» **What to produce**
Could every line of the data be printed exactly as it reads?

════════════════

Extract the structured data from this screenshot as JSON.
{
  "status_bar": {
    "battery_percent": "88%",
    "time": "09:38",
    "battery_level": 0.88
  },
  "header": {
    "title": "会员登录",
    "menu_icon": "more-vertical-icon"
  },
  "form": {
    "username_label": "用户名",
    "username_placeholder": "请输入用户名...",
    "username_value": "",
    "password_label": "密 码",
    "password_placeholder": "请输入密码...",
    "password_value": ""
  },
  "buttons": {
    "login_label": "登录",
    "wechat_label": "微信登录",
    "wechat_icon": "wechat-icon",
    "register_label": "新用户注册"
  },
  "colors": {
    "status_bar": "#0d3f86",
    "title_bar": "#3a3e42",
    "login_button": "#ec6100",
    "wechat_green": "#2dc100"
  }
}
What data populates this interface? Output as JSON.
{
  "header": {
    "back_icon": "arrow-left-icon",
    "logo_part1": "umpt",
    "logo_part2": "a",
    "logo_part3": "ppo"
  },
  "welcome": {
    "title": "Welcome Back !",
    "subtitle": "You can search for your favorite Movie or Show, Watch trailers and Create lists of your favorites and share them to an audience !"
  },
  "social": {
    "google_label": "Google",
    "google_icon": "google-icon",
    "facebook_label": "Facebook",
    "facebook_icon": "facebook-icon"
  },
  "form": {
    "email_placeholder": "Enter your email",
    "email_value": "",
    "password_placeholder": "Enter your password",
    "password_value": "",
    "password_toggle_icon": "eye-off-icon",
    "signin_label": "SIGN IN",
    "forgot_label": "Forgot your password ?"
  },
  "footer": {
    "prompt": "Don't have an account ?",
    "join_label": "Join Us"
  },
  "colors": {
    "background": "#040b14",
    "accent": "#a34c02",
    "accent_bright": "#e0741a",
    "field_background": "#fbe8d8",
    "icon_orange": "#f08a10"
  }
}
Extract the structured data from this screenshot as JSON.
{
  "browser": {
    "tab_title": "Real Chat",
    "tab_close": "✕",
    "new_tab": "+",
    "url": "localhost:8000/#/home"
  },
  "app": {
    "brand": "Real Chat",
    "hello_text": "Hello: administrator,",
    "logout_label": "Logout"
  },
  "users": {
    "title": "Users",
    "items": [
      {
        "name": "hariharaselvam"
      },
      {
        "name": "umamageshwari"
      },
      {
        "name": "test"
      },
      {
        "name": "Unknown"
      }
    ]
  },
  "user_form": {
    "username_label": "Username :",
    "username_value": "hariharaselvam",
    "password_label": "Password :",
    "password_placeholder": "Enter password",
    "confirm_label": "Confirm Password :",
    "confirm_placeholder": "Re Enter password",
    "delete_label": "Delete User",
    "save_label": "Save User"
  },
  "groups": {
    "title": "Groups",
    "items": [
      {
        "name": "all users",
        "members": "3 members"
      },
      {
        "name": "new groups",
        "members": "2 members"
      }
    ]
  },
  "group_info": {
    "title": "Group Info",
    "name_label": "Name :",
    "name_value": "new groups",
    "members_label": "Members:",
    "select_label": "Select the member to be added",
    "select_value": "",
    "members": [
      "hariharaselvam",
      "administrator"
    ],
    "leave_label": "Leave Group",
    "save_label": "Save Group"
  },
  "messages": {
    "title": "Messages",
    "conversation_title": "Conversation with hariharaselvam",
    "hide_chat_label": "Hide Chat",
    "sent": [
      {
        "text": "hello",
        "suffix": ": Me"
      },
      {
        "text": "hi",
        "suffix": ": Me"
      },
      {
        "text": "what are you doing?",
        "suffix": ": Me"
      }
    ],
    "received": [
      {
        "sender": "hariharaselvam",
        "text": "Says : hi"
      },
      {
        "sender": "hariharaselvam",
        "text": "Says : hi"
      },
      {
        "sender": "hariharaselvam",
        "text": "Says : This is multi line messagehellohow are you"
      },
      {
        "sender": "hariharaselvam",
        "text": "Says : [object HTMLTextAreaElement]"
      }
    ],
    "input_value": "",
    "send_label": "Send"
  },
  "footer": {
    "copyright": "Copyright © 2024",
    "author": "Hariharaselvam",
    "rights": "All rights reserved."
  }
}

════════════════

» **Task result**
Extract the structured data from this screenshot as JSON.
{
  "status_bar": {
    "battery_percent": "88%",
    "time": "09:38",
    "battery_level": 0.88
  },
  "header": {
    "title": "会员登录",
    "menu_icon": "more-vertical-icon"
  },
  "form": {
    "username_label": "用户名",
    "username_placeholder": "请输入用户名...",
    "username_value": "",
    "password_label": "密 码",
    "password_placeholder": "请输入密码...",
    "password_value": ""
  },
  "buttons": {
    "login_label": "登录",
    "wechat_label": "微信登录",
    "wechat_icon": "wechat-icon",
    "register_label": "新用户注册"
  },
  "colors": {
    "status_bar": "#0d3f86",
    "title_bar": "#3a3e42",
    "login_button": "#ec6100",
    "wechat_green": "#2dc100"
  }
}
What data populates this interface? Output as JSON.
{
  "header": {
    "back_icon": "arrow-left-icon",
    "logo_part1": "umpt",
    "logo_part2": "a",
    "logo_part3": "ppo"
  },
  "welcome": {
    "title": "Welcome Back !",
    "subtitle": "You can search for your favorite Movie or Show, Watch trailers and Create lists of your favorites and share them to an audience !"
  },
  "social": {
    "google_label": "Google",
    "google_icon": "google-icon",
    "facebook_label": "Facebook",
    "facebook_icon": "facebook-icon"
  },
  "form": {
    "email_placeholder": "Enter your email",
    "email_value": "",
    "password_placeholder": "Enter your password",
    "password_value": "",
    "password_toggle_icon": "eye-off-icon",
    "signin_label": "SIGN IN",
    "forgot_label": "Forgot your password ?"
  },
  "footer": {
    "prompt": "Don't have an account ?",
    "join_label": "Join Us"
  },
  "colors": {
    "background": "#040b14",
    "accent": "#a34c02",
    "accent_bright": "#e0741a",
    "field_background": "#fbe8d8",
    "icon_orange": "#f08a10"
  }
}
Extract the structured data from this screenshot as JSON.
{
  "browser": {
    "tab_title": "Real Chat",
    "tab_close": "✕",
    "new_tab": "+",
    "url": "localhost:8000/#/home"
  },
  "app": {
    "brand": "Real Chat",
    "hello_text": "Hello: administrator,",
    "logout_label": "Logout"
  },
  "users": {
    "title": "Users",
    "items": [
      {
        "name": "hariharaselvam"
      },
      {
        "name": "umamageshwari"
      },
      {
        "name": "test"
      },
      {
        "name": "Unknown"
      }
    ]
  },
  "user_form": {
    "username_label": "Username :",
    "username_value": "hariharaselvam",
    "password_label": "Password :",
    "password_placeholder": "Enter password",
    "confirm_label": "Confirm Password :",
    "confirm_placeholder": "Re Enter password",
    "delete_label": "Delete User",
    "save_label": "Save User"
  },
  "groups": {
    "title": "Groups",
    "items": [
      {
        "name": "all users",
        "members": "3 members"
      },
      {
        "name": "new groups",
        "members": "2 members"
      }
    ]
  },
  "group_info": {
    "title": "Group Info",
    "name_label": "Name :",
    "name_value": "new groups",
    "members_label": "Members:",
    "select_label": "Select the member to be added",
    "select_value": "",
    "members": [
      "hariharaselvam",
      "administrator"
    ],
    "leave_label": "Leave Group",
    "save_label": "Save Group"
  },
  "messages": {
    "title": "Messages",
    "conversation_title": "Conversation with hariharaselvam",
    "hide_chat_label": "Hide Chat",
    "sent": [
      {
        "text": "hello",
        "suffix": ": Me"
      },
      {
        "text": "hi",
        "suffix": ": Me"
      },
      {
        "text": "what are you doing?",
        "suffix": ": Me"
      }
    ],
    "received": [
      {
        "sender": "hariharaselvam",
        "text": "Says : hi"
      },
      {
        "sender": "hariharaselvam",
        "text": "Says : hi"
      },
      {
        "sender": "hariharaselvam",
        "text": "Says : This is multi line messagehellohow are you"
      },
      {
        "sender": "hariharaselvam",
        "text": "Says : [object HTMLTextAreaElement]"
      }
    ],
    "input_value": "",
    "send_label": "Send"
  },
  "footer": {
    "copyright": "Copyright © 2024",
    "author": "Hariharaselvam",
    "rights": "All rights reserved."
  }
}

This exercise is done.